Data rows:

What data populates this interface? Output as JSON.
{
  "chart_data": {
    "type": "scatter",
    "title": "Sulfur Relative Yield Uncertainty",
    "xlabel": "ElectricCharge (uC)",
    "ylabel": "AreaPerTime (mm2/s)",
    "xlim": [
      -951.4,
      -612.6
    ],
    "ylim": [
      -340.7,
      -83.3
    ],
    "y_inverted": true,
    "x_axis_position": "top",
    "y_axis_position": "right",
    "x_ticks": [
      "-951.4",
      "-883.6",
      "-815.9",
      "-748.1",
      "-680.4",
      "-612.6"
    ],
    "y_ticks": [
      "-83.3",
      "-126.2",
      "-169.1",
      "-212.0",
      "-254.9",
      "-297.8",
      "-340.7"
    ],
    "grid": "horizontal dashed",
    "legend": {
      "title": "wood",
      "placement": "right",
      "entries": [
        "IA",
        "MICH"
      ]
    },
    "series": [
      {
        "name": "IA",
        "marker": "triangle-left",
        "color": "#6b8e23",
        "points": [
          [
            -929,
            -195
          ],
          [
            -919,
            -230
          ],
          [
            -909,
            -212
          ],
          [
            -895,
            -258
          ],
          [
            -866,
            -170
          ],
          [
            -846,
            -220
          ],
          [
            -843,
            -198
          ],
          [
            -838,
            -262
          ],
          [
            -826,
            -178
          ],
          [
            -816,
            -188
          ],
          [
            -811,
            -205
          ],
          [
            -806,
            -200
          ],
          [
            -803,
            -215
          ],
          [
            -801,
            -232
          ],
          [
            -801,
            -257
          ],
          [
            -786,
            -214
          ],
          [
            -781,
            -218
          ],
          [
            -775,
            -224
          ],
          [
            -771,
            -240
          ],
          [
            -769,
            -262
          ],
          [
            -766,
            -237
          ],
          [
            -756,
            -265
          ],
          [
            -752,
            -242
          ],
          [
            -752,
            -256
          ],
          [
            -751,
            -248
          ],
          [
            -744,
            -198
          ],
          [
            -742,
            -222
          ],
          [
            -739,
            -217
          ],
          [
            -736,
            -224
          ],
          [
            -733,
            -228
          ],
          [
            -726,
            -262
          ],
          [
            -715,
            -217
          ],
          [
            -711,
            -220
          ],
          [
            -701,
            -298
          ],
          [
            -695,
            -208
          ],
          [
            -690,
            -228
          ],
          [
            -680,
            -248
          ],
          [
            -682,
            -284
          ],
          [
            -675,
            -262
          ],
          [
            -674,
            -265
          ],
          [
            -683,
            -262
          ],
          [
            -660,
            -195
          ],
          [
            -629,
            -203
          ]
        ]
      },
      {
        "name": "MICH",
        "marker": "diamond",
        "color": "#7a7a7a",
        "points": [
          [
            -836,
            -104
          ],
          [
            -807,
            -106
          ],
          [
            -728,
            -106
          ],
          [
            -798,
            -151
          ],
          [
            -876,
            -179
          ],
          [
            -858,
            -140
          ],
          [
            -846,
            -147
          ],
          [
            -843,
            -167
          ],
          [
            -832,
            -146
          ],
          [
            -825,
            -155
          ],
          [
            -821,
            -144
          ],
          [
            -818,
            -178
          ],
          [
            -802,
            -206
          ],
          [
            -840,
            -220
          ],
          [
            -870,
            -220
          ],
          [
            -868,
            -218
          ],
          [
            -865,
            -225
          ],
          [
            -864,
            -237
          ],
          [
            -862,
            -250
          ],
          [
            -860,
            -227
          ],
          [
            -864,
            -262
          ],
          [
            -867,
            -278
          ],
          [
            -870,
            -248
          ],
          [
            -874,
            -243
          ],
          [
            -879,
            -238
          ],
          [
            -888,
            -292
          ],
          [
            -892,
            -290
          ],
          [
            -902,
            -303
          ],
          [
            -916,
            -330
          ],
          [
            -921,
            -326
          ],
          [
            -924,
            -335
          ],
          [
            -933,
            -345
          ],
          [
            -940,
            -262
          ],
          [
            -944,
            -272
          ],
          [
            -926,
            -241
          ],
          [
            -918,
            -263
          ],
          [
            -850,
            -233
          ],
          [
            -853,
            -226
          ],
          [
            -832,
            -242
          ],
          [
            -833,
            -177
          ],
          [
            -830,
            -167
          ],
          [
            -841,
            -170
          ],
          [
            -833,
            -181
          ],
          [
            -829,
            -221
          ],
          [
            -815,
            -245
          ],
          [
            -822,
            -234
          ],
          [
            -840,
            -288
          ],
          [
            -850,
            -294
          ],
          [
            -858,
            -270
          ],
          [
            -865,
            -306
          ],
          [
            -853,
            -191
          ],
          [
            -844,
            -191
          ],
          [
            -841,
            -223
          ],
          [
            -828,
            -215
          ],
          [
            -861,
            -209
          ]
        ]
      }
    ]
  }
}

Exercise directions: The records above should be returned exactly.

Full answer:
What data populates this interface? Output as JSON.
{
  "chart_data": {
    "type": "scatter",
    "title": "Sulfur Relative Yield Uncertainty",
    "xlabel": "ElectricCharge (uC)",
    "ylabel": "AreaPerTime (mm2/s)",
    "xlim": [
      -951.4,
      -612.6
    ],
    "ylim": [
      -340.7,
      -83.3
    ],
    "y_inverted": true,
    "x_axis_position": "top",
    "y_axis_position": "right",
    "x_ticks": [
      "-951.4",
      "-883.6",
      "-815.9",
      "-748.1",
      "-680.4",
      "-612.6"
    ],
    "y_ticks": [
      "-83.3",
      "-126.2",
      "-169.1",
      "-212.0",
      "-254.9",
      "-297.8",
      "-340.7"
    ],
    "grid": "horizontal dashed",
    "legend": {
      "title": "wood",
      "placement": "right",
      "entries": [
        "IA",
        "MICH"
      ]
    },
    "series": [
      {
        "name": "IA",
        "marker": "triangle-left",
        "color": "#6b8e23",
        "points": [
          [
            -929,
            -195
          ],
          [
            -919,
            -230
          ],
          [
            -909,
            -212
          ],
          [
            -895,
            -258
          ],
          [
            -866,
            -170
          ],
          [
            -846,
            -220
          ],
          [
            -843,
            -198
          ],
          [
            -838,
            -262
          ],
          [
            -826,
            -178
          ],
          [
            -816,
            -188
          ],
          [
            -811,
            -205
          ],
          [
            -806,
            -200
          ],
          [
            -803,
            -215
          ],
          [
            -801,
            -232
          ],
          [
            -801,
            -257
          ],
          [
            -786,
            -214
          ],
          [
            -781,
            -218
          ],
          [
            -775,
            -224
          ],
          [
            -771,
            -240
          ],
          [
            -769,
            -262
          ],
          [
            -766,
            -237
          ],
          [
            -756,
            -265
          ],
          [
            -752,
            -242
          ],
          [
            -752,
            -256
          ],
          [
            -751,
            -248
          ],
          [
            -744,
            -198
          ],
          [
            -742,
            -222
          ],
          [
            -739,
            -217
          ],
          [
            -736,
            -224
          ],
          [
            -733,
            -228
          ],
          [
            -726,
            -262
          ],
          [
            -715,
            -217
          ],
          [
            -711,
            -220
          ],
          [
            -701,
            -298
          ],
          [
            -695,
            -208
          ],
          [
            -690,
            -228
          ],
          [
            -680,
            -248
          ],
          [
            -682,
            -284
          ],
          [
            -675,
            -262
          ],
          [
            -674,
            -265
          ],
          [
            -683,
            -262
          ],
          [
            -660,
            -195
          ],
          [
            -629,
            -203
          ]
        ]
      },
      {
        "name": "MICH",
        "marker": "diamond",
        "color": "#7a7a7a",
        "points": [
          [
            -836,
            -104
          ],
          [
            -807,
            -106
          ],
          [
            -728,
            -106
          ],
          [
            -798,
            -151
          ],
          [
            -876,
            -179
          ],
          [
            -858,
            -140
          ],
          [
            -846,
            -147
          ],
          [
            -843,
            -167
          ],
          [
            -832,
            -146
          ],
          [
            -825,
            -155
          ],
          [
            -821,
            -144
          ],
          [
            -818,
            -178
          ],
          [
            -802,
            -206
          ],
          [
            -840,
            -220
          ],
          [
            -870,
            -220
          ],
          [
            -868,
            -218
          ],
          [
            -865,
            -225
          ],
          [
            -864,
            -237
          ],
          [
            -862,
            -250
          ],
          [
            -860,
            -227
          ],
          [
            -864,
            -262
          ],
          [
            -867,
            -278
          ],
          [
            -870,
            -248
          ],
          [
            -874,
            -243
          ],
          [
            -879,
            -238
          ],
          [
            -888,
            -292
          ],
          [
            -892,
            -290
          ],
          [
            -902,
            -303
          ],
          [
            -916,
            -330
          ],
          [
            -921,
            -326
          ],
          [
            -924,
            -335
          ],
          [
            -933,
            -345
          ],
          [
            -940,
            -262
          ],
          [
            -944,
            -272
          ],
          [
            -926,
            -241
          ],
          [
            -918,
            -263
          ],
          [
            -850,
            -233
          ],
          [
            -853,
            -226
          ],
          [
            -832,
            -242
          ],
          [
            -833,
            -177
          ],
          [
            -830,
            -167
          ],
          [
            -841,
            -170
          ],
          [
            -833,
            -181
          ],
          [
            -829,
            -221
          ],
          [
            -815,
            -245
          ],
          [
            -822,
            -234
          ],
          [
            -840,
            -288
          ],
          [
            -850,
            -294
          ],
          [
            -858,
            -270
          ],
          [
            -865,
            -306
          ],
          [
            -853,
            -191
          ],
          [
            -844,
            -191
          ],
          [
            -841,
            -223
          ],
          [
            -828,
            -215
          ],
          [
            -861,
            -209
          ]
        ]
      }
    ]
  }
}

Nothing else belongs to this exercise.